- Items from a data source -
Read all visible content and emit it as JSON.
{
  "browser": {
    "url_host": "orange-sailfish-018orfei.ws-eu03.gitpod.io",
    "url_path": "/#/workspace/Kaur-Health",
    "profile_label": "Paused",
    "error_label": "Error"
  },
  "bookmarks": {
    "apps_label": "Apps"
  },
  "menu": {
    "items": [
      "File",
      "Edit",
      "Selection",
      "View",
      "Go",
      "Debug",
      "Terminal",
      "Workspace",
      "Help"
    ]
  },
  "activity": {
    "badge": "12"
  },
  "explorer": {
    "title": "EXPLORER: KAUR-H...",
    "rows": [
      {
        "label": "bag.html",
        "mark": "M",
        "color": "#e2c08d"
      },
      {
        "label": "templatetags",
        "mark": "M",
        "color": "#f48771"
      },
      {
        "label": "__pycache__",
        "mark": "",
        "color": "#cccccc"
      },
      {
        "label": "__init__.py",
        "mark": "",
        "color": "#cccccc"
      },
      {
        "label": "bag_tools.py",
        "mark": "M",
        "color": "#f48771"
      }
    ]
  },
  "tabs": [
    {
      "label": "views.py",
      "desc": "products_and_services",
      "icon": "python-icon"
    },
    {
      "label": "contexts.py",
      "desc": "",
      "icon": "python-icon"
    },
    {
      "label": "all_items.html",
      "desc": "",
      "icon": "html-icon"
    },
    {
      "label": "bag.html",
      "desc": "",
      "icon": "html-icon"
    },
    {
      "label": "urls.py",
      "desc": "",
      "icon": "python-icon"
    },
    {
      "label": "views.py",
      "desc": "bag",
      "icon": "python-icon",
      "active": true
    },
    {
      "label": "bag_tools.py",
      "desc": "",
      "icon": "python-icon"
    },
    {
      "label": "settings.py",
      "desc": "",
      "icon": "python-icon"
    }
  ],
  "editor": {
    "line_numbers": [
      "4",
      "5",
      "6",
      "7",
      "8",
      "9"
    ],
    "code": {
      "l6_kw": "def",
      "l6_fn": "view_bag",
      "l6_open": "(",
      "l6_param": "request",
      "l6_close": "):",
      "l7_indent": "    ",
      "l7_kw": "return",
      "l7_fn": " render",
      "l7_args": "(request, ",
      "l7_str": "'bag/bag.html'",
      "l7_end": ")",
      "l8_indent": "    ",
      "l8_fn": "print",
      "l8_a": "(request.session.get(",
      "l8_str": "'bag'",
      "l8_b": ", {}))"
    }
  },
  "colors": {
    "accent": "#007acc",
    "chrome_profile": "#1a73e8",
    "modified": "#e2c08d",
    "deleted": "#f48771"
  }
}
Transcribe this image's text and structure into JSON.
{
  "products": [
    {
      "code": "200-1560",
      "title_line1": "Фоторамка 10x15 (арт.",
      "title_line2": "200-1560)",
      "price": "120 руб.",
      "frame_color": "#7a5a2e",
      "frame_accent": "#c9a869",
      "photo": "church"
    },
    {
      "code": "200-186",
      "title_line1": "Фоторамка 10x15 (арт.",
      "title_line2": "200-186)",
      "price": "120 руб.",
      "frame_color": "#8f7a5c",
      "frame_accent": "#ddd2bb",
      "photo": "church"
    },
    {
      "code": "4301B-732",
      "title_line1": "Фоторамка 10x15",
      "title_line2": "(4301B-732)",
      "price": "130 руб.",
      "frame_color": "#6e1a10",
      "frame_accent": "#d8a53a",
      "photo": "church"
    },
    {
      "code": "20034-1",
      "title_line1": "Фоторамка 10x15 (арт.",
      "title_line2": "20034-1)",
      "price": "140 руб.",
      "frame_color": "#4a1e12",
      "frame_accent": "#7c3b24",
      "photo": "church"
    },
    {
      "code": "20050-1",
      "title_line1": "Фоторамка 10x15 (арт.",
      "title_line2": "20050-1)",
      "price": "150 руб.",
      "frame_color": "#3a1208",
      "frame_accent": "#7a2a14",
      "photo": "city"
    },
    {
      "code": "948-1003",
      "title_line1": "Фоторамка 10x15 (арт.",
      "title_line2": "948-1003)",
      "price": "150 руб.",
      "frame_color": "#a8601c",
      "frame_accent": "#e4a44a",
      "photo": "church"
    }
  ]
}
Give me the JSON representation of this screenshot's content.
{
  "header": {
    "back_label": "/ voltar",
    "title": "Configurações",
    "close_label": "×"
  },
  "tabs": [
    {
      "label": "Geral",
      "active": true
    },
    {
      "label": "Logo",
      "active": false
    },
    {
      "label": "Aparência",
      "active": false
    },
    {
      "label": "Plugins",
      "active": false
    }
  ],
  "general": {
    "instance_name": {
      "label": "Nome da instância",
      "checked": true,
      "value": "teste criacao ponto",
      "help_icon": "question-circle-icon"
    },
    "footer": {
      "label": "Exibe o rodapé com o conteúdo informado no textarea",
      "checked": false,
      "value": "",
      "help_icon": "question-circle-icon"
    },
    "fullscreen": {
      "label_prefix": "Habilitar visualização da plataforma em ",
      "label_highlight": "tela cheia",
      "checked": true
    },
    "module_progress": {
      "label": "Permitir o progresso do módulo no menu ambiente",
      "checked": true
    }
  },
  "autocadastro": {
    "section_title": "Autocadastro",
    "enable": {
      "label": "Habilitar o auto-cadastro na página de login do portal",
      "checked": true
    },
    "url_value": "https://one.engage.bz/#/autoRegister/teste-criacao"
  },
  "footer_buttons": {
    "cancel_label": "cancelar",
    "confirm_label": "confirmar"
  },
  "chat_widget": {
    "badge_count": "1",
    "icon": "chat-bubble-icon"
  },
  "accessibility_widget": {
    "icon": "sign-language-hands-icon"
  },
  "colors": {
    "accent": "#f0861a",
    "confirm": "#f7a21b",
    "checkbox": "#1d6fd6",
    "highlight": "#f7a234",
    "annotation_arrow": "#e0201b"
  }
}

- Problem description -
Every record should be given again exactly.

- The output -
Read all visible content and emit it as JSON.
{
  "browser": {
    "url_host": "orange-sailfish-018orfei.ws-eu03.gitpod.io",
    "url_path": "/#/workspace/Kaur-Health",
    "profile_label": "Paused",
    "error_label": "Error"
  },
  "bookmarks": {
    "apps_label": "Apps"
  },
  "menu": {
    "items": [
      "File",
      "Edit",
      "Selection",
      "View",
      "Go",
      "Debug",
      "Terminal",
      "Workspace",
      "Help"
    ]
  },
  "activity": {
    "badge": "12"
  },
  "explorer": {
    "title": "EXPLORER: KAUR-H...",
    "rows": [
      {
        "label": "bag.html",
        "mark": "M",
        "color": "#e2c08d"
      },
      {
        "label": "templatetags",
        "mark": "M",
        "color": "#f48771"
      },
      {
        "label": "__pycache__",
        "mark": "",
        "color": "#cccccc"
      },
      {
        "label": "__init__.py",
        "mark": "",
        "color": "#cccccc"
      },
      {
        "label": "bag_tools.py",
        "mark": "M",
        "color": "#f48771"
      }
    ]
  },
  "tabs": [
    {
      "label": "views.py",
      "desc": "products_and_services",
      "icon": "python-icon"
    },
    {
      "label": "contexts.py",
      "desc": "",
      "icon": "python-icon"
    },
    {
      "label": "all_items.html",
      "desc": "",
      "icon": "html-icon"
    },
    {
      "label": "bag.html",
      "desc": "",
      "icon": "html-icon"
    },
    {
      "label": "urls.py",
      "desc": "",
      "icon": "python-icon"
    },
    {
      "label": "views.py",
      "desc": "bag",
      "icon": "python-icon",
      "active": true
    },
    {
      "label": "bag_tools.py",
      "desc": "",
      "icon": "python-icon"
    },
    {
      "label": "settings.py",
      "desc": "",
      "icon": "python-icon"
    }
  ],
  "editor": {
    "line_numbers": [
      "4",
      "5",
      "6",
      "7",
      "8",
      "9"
    ],
    "code": {
      "l6_kw": "def",
      "l6_fn": "view_bag",
      "l6_open": "(",
      "l6_param": "request",
      "l6_close": "):",
      "l7_indent": "    ",
      "l7_kw": "return",
      "l7_fn": " render",
      "l7_args": "(request, ",
      "l7_str": "'bag/bag.html'",
      "l7_end": ")",
      "l8_indent": "    ",
      "l8_fn": "print",
      "l8_a": "(request.session.get(",
      "l8_str": "'bag'",
      "l8_b": ", {}))"
    }
  },
  "colors": {
    "accent": "#007acc",
    "chrome_profile": "#1a73e8",
    "modified": "#e2c08d",
    "deleted": "#f48771"
  }
}
Transcribe this image's text and structure into JSON.
{
  "products": [
    {
      "code": "200-1560",
      "title_line1": "Фоторамка 10x15 (арт.",
      "title_line2": "200-1560)",
      "price": "120 руб.",
      "frame_color": "#7a5a2e",
      "frame_accent": "#c9a869",
      "photo": "church"
    },
    {
      "code": "200-186",
      "title_line1": "Фоторамка 10x15 (арт.",
      "title_line2": "200-186)",
      "price": "120 руб.",
      "frame_color": "#8f7a5c",
      "frame_accent": "#ddd2bb",
      "photo": "church"
    },
    {
      "code": "4301B-732",
      "title_line1": "Фоторамка 10x15",
      "title_line2": "(4301B-732)",
      "price": "130 руб.",
      "frame_color": "#6e1a10",
      "frame_accent": "#d8a53a",
      "photo": "church"
    },
    {
      "code": "20034-1",
      "title_line1": "Фоторамка 10x15 (арт.",
      "title_line2": "20034-1)",
      "price": "140 руб.",
      "frame_color": "#4a1e12",
      "frame_accent": "#7c3b24",
      "photo": "church"
    },
    {
      "code": "20050-1",
      "title_line1": "Фоторамка 10x15 (арт.",
      "title_line2": "20050-1)",
      "price": "150 руб.",
      "frame_color": "#3a1208",
      "frame_accent": "#7a2a14",
      "photo": "city"
    },
    {
      "code": "948-1003",
      "title_line1": "Фоторамка 10x15 (арт.",
      "title_line2": "948-1003)",
      "price": "150 руб.",
      "frame_color": "#a8601c",
      "frame_accent": "#e4a44a",
      "photo": "church"
    }
  ]
}
Give me the JSON representation of this screenshot's content.
{
  "header": {
    "back_label": "/ voltar",
    "title": "Configurações",
    "close_label": "×"
  },
  "tabs": [
    {
      "label": "Geral",
      "active": true
    },
    {
      "label": "Logo",
      "active": false
    },
    {
      "label": "Aparência",
      "active": false
    },
    {
      "label": "Plugins",
      "active": false
    }
  ],
  "general": {
    "instance_name": {
      "label": "Nome da instância",
      "checked": true,
      "value": "teste criacao ponto",
      "help_icon": "question-circle-icon"
    },
    "footer": {
      "label": "Exibe o rodapé com o conteúdo informado no textarea",
      "checked": false,
      "value": "",
      "help_icon": "question-circle-icon"
    },
    "fullscreen": {
      "label_prefix": "Habilitar visualização da plataforma em ",
      "label_highlight": "tela cheia",
      "checked": true
    },
    "module_progress": {
      "label": "Permitir o progresso do módulo no menu ambiente",
      "checked": true
    }
  },
  "autocadastro": {
    "section_title": "Autocadastro",
    "enable": {
      "label": "Habilitar o auto-cadastro na página de login do portal",
      "checked": true
    },
    "url_value": "https://one.engage.bz/#/autoRegister/teste-criacao"
  },
  "footer_buttons": {
    "cancel_label": "cancelar",
    "confirm_label": "confirmar"
  },
  "chat_widget": {
    "badge_count": "1",
    "icon": "chat-bubble-icon"
  },
  "accessibility_widget": {
    "icon": "sign-language-hands-icon"
  },
  "colors": {
    "accent": "#f0861a",
    "confirm": "#f7a21b",
    "checkbox": "#1d6fd6",
    "highlight": "#f7a234",
    "annotation_arrow": "#e0201b"
  }
}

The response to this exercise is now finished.